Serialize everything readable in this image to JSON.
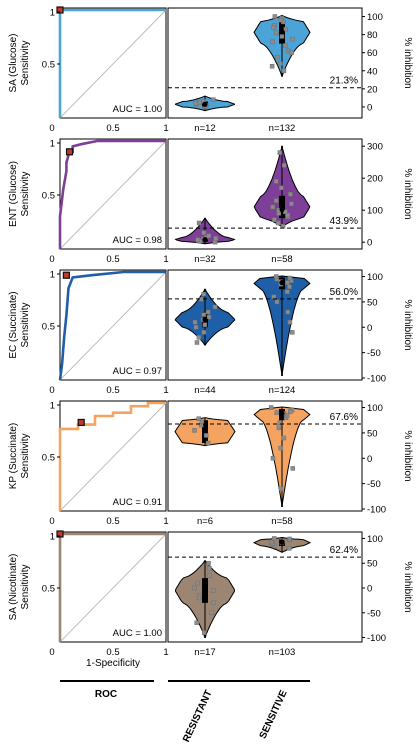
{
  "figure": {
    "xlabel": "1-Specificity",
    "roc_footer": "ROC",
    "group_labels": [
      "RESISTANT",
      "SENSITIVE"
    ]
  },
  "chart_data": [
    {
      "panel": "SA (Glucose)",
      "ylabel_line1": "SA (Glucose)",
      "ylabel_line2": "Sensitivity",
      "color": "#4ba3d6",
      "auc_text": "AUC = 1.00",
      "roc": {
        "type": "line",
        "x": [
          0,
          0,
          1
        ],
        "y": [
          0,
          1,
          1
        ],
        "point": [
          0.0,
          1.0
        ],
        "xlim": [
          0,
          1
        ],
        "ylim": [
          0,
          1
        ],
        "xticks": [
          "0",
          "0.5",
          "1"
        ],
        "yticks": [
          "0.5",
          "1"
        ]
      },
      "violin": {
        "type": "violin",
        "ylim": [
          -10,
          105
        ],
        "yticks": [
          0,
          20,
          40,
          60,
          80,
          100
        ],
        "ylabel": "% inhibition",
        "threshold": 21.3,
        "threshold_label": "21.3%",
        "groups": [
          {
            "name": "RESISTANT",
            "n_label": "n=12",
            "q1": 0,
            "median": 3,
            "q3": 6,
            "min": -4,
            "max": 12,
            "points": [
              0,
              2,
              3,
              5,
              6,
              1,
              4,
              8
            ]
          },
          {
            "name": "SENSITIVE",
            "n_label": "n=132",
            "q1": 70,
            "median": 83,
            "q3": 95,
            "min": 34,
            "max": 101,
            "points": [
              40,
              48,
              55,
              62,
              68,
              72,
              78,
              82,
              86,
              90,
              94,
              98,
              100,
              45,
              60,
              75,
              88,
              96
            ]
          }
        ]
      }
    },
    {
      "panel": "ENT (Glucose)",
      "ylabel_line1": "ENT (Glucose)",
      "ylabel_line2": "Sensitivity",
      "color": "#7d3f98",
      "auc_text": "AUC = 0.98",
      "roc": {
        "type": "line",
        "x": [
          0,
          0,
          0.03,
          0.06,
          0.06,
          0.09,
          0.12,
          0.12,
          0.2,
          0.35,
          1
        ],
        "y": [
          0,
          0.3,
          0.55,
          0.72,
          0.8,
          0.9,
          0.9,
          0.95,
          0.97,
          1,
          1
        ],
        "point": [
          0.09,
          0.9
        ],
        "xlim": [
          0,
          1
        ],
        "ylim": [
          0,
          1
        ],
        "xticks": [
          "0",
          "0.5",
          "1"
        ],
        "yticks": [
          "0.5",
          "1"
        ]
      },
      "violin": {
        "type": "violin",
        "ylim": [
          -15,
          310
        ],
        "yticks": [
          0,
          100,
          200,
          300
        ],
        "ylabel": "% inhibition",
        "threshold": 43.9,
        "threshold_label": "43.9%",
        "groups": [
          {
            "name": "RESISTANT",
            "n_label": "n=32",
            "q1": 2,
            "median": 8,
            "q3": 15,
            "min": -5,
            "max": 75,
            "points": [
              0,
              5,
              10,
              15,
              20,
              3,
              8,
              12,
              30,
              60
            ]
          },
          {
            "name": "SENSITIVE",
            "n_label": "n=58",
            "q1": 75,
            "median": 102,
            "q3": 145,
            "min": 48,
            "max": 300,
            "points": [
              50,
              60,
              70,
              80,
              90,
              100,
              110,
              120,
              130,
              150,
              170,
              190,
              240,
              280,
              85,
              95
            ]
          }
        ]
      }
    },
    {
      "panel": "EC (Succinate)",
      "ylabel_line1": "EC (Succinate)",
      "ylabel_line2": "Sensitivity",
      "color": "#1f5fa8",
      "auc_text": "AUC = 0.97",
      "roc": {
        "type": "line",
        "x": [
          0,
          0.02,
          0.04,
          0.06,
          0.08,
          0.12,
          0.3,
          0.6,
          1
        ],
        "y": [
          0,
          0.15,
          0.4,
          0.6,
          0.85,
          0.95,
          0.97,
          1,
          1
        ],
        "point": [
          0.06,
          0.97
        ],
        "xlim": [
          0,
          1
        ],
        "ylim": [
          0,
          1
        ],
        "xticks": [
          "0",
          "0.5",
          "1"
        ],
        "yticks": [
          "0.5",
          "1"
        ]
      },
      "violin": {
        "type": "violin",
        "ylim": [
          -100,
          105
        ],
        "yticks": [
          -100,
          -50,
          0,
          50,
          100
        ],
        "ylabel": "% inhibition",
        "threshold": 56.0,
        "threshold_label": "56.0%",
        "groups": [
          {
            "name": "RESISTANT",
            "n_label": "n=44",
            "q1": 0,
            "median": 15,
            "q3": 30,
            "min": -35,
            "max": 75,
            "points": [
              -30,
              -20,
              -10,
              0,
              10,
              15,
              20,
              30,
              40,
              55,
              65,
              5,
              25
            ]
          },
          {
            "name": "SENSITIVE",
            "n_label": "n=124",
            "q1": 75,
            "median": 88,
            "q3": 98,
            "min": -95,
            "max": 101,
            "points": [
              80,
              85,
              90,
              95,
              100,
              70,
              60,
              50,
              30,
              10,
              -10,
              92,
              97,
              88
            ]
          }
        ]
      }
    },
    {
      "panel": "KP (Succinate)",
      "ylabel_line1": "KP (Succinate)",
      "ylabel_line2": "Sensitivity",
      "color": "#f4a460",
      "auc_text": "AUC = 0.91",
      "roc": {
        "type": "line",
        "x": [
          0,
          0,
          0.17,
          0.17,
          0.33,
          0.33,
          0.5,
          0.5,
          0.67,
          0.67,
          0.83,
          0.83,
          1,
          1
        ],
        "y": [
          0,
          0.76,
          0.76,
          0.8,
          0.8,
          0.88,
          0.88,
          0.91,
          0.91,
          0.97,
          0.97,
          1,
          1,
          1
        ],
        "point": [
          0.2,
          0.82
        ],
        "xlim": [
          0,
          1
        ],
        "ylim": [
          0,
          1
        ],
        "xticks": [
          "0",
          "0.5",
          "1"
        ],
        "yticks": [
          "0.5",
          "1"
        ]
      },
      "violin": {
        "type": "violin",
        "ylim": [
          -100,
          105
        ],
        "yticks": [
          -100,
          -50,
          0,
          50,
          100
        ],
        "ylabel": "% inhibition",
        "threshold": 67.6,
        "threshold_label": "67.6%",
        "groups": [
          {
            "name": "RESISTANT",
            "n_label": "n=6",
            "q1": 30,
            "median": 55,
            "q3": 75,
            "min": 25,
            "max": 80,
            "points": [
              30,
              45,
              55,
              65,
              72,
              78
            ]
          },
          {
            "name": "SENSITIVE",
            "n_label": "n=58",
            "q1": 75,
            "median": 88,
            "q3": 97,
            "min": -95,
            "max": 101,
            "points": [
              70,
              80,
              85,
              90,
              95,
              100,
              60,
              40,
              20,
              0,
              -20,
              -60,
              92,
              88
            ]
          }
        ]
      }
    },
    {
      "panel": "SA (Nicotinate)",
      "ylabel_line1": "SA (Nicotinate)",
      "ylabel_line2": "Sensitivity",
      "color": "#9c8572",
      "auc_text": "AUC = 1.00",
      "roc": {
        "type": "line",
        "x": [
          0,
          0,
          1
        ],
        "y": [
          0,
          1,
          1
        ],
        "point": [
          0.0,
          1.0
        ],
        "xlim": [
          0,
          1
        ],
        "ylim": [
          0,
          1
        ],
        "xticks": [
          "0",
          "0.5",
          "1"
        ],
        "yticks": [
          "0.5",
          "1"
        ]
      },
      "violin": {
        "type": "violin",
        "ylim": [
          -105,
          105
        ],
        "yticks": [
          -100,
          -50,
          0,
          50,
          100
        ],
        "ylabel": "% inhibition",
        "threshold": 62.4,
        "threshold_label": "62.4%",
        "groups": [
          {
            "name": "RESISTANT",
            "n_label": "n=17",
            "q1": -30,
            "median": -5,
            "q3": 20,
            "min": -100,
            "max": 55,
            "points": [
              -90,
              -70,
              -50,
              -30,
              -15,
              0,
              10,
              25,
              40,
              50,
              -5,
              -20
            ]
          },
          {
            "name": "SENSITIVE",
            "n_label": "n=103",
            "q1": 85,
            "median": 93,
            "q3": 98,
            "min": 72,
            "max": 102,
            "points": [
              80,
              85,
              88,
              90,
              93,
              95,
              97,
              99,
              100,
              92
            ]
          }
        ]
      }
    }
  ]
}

============================================================

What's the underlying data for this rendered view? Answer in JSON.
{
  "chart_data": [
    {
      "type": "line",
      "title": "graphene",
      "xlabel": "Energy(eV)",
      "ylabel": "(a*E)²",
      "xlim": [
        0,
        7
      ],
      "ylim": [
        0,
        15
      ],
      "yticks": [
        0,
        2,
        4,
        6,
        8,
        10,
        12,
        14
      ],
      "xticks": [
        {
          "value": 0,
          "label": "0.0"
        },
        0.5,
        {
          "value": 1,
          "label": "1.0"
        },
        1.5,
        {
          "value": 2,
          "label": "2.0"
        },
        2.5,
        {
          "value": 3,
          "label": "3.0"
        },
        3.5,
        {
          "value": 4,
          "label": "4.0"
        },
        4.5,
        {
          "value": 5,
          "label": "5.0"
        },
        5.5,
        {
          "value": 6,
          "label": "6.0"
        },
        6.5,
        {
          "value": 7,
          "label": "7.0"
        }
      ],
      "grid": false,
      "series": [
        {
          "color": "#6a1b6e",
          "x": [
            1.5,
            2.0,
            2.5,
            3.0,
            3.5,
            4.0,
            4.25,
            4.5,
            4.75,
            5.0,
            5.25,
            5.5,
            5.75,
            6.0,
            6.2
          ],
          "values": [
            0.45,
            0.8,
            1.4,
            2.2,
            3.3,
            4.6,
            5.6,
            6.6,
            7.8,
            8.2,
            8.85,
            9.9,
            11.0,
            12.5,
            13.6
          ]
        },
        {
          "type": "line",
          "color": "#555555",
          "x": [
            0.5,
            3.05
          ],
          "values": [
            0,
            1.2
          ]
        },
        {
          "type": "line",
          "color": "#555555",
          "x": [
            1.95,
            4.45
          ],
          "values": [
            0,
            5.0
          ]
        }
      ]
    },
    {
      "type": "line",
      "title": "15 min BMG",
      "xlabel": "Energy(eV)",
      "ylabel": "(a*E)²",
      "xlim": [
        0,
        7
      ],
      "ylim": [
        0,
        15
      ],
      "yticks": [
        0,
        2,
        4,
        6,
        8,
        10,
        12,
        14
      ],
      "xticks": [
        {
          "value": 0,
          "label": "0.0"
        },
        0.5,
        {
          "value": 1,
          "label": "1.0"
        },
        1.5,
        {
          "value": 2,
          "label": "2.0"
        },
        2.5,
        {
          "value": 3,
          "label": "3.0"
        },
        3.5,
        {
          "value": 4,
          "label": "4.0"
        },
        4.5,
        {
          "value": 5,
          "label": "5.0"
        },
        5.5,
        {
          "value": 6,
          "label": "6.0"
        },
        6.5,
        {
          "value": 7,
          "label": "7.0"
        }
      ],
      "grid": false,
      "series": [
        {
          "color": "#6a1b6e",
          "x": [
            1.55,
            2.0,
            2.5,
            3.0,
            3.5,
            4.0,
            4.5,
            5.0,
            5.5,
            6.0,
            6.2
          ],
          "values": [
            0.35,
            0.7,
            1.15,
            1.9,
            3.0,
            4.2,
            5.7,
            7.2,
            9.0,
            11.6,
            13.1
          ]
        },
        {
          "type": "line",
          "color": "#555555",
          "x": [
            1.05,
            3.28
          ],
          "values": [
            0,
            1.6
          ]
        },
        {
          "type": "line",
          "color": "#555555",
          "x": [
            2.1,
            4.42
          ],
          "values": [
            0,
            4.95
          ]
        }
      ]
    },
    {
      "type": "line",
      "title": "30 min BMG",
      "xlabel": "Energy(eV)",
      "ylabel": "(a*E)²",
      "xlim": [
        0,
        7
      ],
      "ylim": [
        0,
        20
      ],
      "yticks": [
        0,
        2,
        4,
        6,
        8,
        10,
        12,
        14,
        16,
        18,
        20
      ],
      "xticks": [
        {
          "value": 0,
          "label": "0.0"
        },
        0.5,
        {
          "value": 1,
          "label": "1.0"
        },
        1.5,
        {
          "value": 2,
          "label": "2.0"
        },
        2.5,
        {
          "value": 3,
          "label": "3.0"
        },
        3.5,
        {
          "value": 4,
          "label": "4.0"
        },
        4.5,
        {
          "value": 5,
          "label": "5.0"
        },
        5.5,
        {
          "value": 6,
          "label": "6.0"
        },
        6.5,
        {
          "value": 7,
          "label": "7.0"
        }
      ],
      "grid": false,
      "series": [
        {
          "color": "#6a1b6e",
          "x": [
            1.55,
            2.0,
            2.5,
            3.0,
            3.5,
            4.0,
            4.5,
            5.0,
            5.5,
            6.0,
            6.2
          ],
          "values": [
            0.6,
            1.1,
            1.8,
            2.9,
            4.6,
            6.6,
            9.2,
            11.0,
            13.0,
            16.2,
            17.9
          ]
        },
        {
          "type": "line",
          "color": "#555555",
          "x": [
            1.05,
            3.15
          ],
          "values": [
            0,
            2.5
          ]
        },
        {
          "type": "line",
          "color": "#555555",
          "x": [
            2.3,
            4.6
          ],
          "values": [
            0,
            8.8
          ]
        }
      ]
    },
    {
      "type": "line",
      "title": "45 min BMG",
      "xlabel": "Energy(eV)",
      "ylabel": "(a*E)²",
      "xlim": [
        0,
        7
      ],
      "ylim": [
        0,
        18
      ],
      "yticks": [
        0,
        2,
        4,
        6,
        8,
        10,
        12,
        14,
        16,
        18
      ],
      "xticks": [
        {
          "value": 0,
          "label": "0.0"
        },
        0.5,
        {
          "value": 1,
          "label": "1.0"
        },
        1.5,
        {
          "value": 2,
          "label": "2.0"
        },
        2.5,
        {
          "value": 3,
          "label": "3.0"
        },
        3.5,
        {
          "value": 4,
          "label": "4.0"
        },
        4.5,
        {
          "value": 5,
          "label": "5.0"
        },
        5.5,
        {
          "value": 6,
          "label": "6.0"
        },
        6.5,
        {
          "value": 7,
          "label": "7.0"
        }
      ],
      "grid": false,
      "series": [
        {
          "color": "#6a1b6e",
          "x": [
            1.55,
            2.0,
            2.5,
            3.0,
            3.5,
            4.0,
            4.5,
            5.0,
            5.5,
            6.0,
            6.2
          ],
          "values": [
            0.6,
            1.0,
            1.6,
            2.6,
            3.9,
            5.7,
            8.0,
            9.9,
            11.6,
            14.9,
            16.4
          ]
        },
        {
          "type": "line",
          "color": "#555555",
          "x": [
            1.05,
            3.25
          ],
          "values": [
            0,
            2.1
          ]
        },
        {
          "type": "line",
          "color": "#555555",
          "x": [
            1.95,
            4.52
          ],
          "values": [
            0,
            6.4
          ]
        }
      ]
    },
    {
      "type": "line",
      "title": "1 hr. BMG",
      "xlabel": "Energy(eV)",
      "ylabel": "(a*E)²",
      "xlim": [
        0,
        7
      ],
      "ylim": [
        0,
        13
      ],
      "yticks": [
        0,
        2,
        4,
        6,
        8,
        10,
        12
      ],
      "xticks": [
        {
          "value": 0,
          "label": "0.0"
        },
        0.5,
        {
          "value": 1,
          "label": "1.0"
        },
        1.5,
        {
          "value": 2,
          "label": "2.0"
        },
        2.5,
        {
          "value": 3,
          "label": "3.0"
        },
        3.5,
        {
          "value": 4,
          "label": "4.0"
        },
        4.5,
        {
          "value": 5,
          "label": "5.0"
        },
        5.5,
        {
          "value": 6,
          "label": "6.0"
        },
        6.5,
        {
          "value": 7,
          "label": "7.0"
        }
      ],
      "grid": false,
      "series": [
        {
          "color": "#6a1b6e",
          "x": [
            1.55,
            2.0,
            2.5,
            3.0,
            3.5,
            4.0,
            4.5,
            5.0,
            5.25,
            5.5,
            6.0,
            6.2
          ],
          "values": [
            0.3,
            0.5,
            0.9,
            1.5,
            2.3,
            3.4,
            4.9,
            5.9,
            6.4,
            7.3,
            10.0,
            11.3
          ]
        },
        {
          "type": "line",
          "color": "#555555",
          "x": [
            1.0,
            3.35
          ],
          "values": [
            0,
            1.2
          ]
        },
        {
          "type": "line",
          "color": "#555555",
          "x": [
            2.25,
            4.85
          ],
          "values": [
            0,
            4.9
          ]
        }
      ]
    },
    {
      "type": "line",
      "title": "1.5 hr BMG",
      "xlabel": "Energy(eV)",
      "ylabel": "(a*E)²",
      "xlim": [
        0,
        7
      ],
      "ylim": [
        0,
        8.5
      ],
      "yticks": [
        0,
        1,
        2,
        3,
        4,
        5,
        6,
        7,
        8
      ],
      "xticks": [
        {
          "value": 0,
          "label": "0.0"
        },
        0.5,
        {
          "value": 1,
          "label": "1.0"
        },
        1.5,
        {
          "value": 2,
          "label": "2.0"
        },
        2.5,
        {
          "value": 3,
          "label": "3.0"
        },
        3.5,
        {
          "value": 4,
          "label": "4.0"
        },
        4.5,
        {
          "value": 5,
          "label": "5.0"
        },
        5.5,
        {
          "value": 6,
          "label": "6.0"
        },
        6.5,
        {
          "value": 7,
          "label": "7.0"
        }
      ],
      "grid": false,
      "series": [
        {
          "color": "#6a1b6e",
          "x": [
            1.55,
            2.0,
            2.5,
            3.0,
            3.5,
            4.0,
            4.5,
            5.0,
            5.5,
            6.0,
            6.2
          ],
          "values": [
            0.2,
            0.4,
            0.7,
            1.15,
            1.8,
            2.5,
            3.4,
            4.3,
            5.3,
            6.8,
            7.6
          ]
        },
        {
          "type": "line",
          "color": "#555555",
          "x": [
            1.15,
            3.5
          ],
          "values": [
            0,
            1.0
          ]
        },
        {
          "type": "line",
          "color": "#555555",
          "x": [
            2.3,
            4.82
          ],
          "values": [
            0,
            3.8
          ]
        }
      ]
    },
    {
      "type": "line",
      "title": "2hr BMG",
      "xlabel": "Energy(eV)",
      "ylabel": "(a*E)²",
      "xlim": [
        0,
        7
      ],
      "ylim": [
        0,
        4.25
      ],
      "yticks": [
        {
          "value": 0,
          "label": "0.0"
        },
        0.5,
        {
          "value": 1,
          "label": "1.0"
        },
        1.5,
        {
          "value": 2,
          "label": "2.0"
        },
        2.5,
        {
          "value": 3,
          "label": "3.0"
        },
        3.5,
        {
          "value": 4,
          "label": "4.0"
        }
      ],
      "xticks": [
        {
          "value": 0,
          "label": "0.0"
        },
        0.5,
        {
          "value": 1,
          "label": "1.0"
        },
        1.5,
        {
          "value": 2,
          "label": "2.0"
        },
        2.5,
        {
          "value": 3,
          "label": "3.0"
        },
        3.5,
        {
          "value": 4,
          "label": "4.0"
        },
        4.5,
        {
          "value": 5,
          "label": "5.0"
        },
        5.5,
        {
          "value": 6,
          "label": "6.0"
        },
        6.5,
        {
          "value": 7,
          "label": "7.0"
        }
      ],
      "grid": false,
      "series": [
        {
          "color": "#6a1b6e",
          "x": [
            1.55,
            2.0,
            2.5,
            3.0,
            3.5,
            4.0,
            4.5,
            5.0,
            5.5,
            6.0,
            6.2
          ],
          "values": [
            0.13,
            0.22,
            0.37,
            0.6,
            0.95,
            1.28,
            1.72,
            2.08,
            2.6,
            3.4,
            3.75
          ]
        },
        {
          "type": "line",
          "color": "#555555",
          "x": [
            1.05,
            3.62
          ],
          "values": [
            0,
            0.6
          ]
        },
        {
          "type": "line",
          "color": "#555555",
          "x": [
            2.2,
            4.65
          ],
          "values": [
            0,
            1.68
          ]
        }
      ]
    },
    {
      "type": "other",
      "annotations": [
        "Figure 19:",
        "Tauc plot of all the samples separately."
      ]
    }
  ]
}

============================================================

## TO DO
From the entries above, extract each line containing "this".

## TASK OUTPUT
Serialize everything readable in this image to JSON.
What's the underlying data for this rendered view? Answer in JSON.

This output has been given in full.